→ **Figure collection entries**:
___
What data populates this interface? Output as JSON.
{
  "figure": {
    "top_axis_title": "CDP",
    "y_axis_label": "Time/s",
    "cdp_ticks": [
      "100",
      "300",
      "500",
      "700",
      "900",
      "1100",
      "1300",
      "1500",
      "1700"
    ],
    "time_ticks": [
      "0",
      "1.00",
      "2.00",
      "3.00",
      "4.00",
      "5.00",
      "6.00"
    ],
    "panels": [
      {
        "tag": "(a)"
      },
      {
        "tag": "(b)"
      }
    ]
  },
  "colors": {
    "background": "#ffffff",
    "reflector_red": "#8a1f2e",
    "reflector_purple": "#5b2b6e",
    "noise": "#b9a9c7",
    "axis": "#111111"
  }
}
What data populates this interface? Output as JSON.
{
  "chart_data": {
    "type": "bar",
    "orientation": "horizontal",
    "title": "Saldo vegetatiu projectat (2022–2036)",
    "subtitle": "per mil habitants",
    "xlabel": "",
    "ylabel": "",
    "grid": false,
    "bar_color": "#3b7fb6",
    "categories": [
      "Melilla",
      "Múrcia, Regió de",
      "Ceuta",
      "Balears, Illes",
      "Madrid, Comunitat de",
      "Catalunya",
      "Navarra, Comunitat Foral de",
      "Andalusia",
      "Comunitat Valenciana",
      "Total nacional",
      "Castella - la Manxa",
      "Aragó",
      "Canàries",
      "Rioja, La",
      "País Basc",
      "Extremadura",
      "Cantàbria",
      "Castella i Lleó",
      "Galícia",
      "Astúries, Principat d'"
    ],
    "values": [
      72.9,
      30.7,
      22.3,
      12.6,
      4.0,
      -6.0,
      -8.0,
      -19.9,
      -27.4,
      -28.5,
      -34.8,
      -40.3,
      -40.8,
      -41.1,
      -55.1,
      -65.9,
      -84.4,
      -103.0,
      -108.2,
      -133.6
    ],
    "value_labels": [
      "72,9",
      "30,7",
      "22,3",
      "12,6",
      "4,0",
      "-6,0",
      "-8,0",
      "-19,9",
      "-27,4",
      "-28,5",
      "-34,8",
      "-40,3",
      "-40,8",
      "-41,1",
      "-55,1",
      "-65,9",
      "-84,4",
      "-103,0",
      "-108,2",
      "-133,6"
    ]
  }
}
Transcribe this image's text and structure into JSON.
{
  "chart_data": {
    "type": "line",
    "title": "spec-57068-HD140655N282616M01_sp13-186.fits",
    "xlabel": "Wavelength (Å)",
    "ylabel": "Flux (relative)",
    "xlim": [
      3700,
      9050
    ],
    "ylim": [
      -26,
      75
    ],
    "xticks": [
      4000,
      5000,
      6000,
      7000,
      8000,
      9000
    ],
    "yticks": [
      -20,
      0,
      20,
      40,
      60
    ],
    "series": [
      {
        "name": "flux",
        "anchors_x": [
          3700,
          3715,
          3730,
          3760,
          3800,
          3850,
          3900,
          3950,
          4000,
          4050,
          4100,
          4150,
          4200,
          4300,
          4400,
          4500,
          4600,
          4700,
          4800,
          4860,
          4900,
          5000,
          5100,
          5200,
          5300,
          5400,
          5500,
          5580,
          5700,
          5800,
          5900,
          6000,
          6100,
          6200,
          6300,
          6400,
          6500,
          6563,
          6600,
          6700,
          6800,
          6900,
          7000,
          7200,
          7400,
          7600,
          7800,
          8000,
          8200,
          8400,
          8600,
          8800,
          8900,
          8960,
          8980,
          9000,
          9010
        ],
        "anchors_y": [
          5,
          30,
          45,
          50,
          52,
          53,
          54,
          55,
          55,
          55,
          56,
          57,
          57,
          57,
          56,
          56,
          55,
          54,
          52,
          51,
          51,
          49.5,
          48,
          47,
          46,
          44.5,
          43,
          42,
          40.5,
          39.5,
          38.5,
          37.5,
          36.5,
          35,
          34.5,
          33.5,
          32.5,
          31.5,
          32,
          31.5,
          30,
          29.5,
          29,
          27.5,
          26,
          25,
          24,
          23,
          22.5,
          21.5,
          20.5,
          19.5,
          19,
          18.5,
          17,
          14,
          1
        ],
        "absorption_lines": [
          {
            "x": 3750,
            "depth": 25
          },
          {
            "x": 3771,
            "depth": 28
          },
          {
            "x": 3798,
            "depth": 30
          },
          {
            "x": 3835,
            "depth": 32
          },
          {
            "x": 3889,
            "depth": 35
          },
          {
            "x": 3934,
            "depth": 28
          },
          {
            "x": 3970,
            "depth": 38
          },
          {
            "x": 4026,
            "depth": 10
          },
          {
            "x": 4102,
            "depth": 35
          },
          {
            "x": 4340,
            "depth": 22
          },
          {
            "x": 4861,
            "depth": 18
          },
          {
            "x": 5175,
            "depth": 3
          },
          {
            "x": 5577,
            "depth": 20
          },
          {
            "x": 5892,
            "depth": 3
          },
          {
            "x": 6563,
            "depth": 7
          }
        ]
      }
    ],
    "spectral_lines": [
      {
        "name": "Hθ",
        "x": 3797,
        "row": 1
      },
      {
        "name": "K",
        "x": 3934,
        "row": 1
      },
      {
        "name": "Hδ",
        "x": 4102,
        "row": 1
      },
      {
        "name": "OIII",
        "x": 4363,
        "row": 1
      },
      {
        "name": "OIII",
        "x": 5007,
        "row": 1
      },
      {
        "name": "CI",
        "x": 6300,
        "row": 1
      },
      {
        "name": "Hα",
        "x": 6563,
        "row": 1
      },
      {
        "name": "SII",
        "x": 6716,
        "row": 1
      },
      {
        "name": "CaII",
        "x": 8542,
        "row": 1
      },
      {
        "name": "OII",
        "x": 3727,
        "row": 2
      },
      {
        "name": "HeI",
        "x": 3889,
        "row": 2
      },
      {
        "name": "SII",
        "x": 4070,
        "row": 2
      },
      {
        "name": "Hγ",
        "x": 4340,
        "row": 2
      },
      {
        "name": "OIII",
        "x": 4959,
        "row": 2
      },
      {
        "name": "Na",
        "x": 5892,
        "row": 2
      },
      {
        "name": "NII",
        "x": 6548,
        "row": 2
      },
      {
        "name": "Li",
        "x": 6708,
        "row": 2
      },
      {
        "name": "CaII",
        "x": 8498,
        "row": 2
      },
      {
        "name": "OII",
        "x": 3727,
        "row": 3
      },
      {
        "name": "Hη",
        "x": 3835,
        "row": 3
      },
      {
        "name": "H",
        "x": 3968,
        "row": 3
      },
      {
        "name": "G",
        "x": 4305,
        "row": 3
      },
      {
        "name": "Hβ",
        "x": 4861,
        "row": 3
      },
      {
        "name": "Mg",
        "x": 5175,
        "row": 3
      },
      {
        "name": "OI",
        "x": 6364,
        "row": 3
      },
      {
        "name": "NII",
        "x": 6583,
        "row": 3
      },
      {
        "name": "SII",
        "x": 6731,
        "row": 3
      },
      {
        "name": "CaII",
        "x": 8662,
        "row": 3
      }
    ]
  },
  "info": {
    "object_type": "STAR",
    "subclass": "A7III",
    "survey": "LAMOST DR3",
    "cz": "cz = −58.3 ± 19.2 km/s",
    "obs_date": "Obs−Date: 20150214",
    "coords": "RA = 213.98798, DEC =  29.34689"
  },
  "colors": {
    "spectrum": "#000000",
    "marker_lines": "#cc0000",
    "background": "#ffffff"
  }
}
___
→ **Your objective**: Retype every record above exactly as it appears.

→ **Task output**:
What data populates this interface? Output as JSON.
{
  "figure": {
    "top_axis_title": "CDP",
    "y_axis_label": "Time/s",
    "cdp_ticks": [
      "100",
      "300",
      "500",
      "700",
      "900",
      "1100",
      "1300",
      "1500",
      "1700"
    ],
    "time_ticks": [
      "0",
      "1.00",
      "2.00",
      "3.00",
      "4.00",
      "5.00",
      "6.00"
    ],
    "panels": [
      {
        "tag": "(a)"
      },
      {
        "tag": "(b)"
      }
    ]
  },
  "colors": {
    "background": "#ffffff",
    "reflector_red": "#8a1f2e",
    "reflector_purple": "#5b2b6e",
    "noise": "#b9a9c7",
    "axis": "#111111"
  }
}
What data populates this interface? Output as JSON.
{
  "chart_data": {
    "type": "bar",
    "orientation": "horizontal",
    "title": "Saldo vegetatiu projectat (2022–2036)",
    "subtitle": "per mil habitants",
    "xlabel": "",
    "ylabel": "",
    "grid": false,
    "bar_color": "#3b7fb6",
    "categories": [
      "Melilla",
      "Múrcia, Regió de",
      "Ceuta",
      "Balears, Illes",
      "Madrid, Comunitat de",
      "Catalunya",
      "Navarra, Comunitat Foral de",
      "Andalusia",
      "Comunitat Valenciana",
      "Total nacional",
      "Castella - la Manxa",
      "Aragó",
      "Canàries",
      "Rioja, La",
      "País Basc",
      "Extremadura",
      "Cantàbria",
      "Castella i Lleó",
      "Galícia",
      "Astúries, Principat d'"
    ],
    "values": [
      72.9,
      30.7,
      22.3,
      12.6,
      4.0,
      -6.0,
      -8.0,
      -19.9,
      -27.4,
      -28.5,
      -34.8,
      -40.3,
      -40.8,
      -41.1,
      -55.1,
      -65.9,
      -84.4,
      -103.0,
      -108.2,
      -133.6
    ],
    "value_labels": [
      "72,9",
      "30,7",
      "22,3",
      "12,6",
      "4,0",
      "-6,0",
      "-8,0",
      "-19,9",
      "-27,4",
      "-28,5",
      "-34,8",
      "-40,3",
      "-40,8",
      "-41,1",
      "-55,1",
      "-65,9",
      "-84,4",
      "-103,0",
      "-108,2",
      "-133,6"
    ]
  }
}
Transcribe this image's text and structure into JSON.
{
  "chart_data": {
    "type": "line",
    "title": "spec-57068-HD140655N282616M01_sp13-186.fits",
    "xlabel": "Wavelength (Å)",
    "ylabel": "Flux (relative)",
    "xlim": [
      3700,
      9050
    ],
    "ylim": [
      -26,
      75
    ],
    "xticks": [
      4000,
      5000,
      6000,
      7000,
      8000,
      9000
    ],
    "yticks": [
      -20,
      0,
      20,
      40,
      60
    ],
    "series": [
      {
        "name": "flux",
        "anchors_x": [
          3700,
          3715,
          3730,
          3760,
          3800,
          3850,
          3900,
          3950,
          4000,
          4050,
          4100,
          4150,
          4200,
          4300,
          4400,
          4500,
          4600,
          4700,
          4800,
          4860,
          4900,
          5000,
          5100,
          5200,
          5300,
          5400,
          5500,
          5580,
          5700,
          5800,
          5900,
          6000,
          6100,
          6200,
          6300,
          6400,
          6500,
          6563,
          6600,
          6700,
          6800,
          6900,
          7000,
          7200,
          7400,
          7600,
          7800,
          8000,
          8200,
          8400,
          8600,
          8800,
          8900,
          8960,
          8980,
          9000,
          9010
        ],
        "anchors_y": [
          5,
          30,
          45,
          50,
          52,
          53,
          54,
          55,
          55,
          55,
          56,
          57,
          57,
          57,
          56,
          56,
          55,
          54,
          52,
          51,
          51,
          49.5,
          48,
          47,
          46,
          44.5,
          43,
          42,
          40.5,
          39.5,
          38.5,
          37.5,
          36.5,
          35,
          34.5,
          33.5,
          32.5,
          31.5,
          32,
          31.5,
          30,
          29.5,
          29,
          27.5,
          26,
          25,
          24,
          23,
          22.5,
          21.5,
          20.5,
          19.5,
          19,
          18.5,
          17,
          14,
          1
        ],
        "absorption_lines": [
          {
            "x": 3750,
            "depth": 25
          },
          {
            "x": 3771,
            "depth": 28
          },
          {
            "x": 3798,
            "depth": 30
          },
          {
            "x": 3835,
            "depth": 32
          },
          {
            "x": 3889,
            "depth": 35
          },
          {
            "x": 3934,
            "depth": 28
          },
          {
            "x": 3970,
            "depth": 38
          },
          {
            "x": 4026,
            "depth": 10
          },
          {
            "x": 4102,
            "depth": 35
          },
          {
            "x": 4340,
            "depth": 22
          },
          {
            "x": 4861,
            "depth": 18
          },
          {
            "x": 5175,
            "depth": 3
          },
          {
            "x": 5577,
            "depth": 20
          },
          {
            "x": 5892,
            "depth": 3
          },
          {
            "x": 6563,
            "depth": 7
          }
        ]
      }
    ],
    "spectral_lines": [
      {
        "name": "Hθ",
        "x": 3797,
        "row": 1
      },
      {
        "name": "K",
        "x": 3934,
        "row": 1
      },
      {
        "name": "Hδ",
        "x": 4102,
        "row": 1
      },
      {
        "name": "OIII",
        "x": 4363,
        "row": 1
      },
      {
        "name": "OIII",
        "x": 5007,
        "row": 1
      },
      {
        "name": "CI",
        "x": 6300,
        "row": 1
      },
      {
        "name": "Hα",
        "x": 6563,
        "row": 1
      },
      {
        "name": "SII",
        "x": 6716,
        "row": 1
      },
      {
        "name": "CaII",
        "x": 8542,
        "row": 1
      },
      {
        "name": "OII",
        "x": 3727,
        "row": 2
      },
      {
        "name": "HeI",
        "x": 3889,
        "row": 2
      },
      {
        "name": "SII",
        "x": 4070,
        "row": 2
      },
      {
        "name": "Hγ",
        "x": 4340,
        "row": 2
      },
      {
        "name": "OIII",
        "x": 4959,
        "row": 2
      },
      {
        "name": "Na",
        "x": 5892,
        "row": 2
      },
      {
        "name": "NII",
        "x": 6548,
        "row": 2
      },
      {
        "name": "Li",
        "x": 6708,
        "row": 2
      },
      {
        "name": "CaII",
        "x": 8498,
        "row": 2
      },
      {
        "name": "OII",
        "x": 3727,
        "row": 3
      },
      {
        "name": "Hη",
        "x": 3835,
        "row": 3
      },
      {
        "name": "H",
        "x": 3968,
        "row": 3
      },
      {
        "name": "G",
        "x": 4305,
        "row": 3
      },
      {
        "name": "Hβ",
        "x": 4861,
        "row": 3
      },
      {
        "name": "Mg",
        "x": 5175,
        "row": 3
      },
      {
        "name": "OI",
        "x": 6364,
        "row": 3
      },
      {
        "name": "NII",
        "x": 6583,
        "row": 3
      },
      {
        "name": "SII",
        "x": 6731,
        "row": 3
      },
      {
        "name": "CaII",
        "x": 8662,
        "row": 3
      }
    ]
  },
  "info": {
    "object_type": "STAR",
    "subclass": "A7III",
    "survey": "LAMOST DR3",
    "cz": "cz = −58.3 ± 19.2 km/s",
    "obs_date": "Obs−Date: 20150214",
    "coords": "RA = 213.98798, DEC =  29.34689"
  },
  "colors": {
    "spectrum": "#000000",
    "marker_lines": "#cc0000",
    "background": "#ffffff"
  }
}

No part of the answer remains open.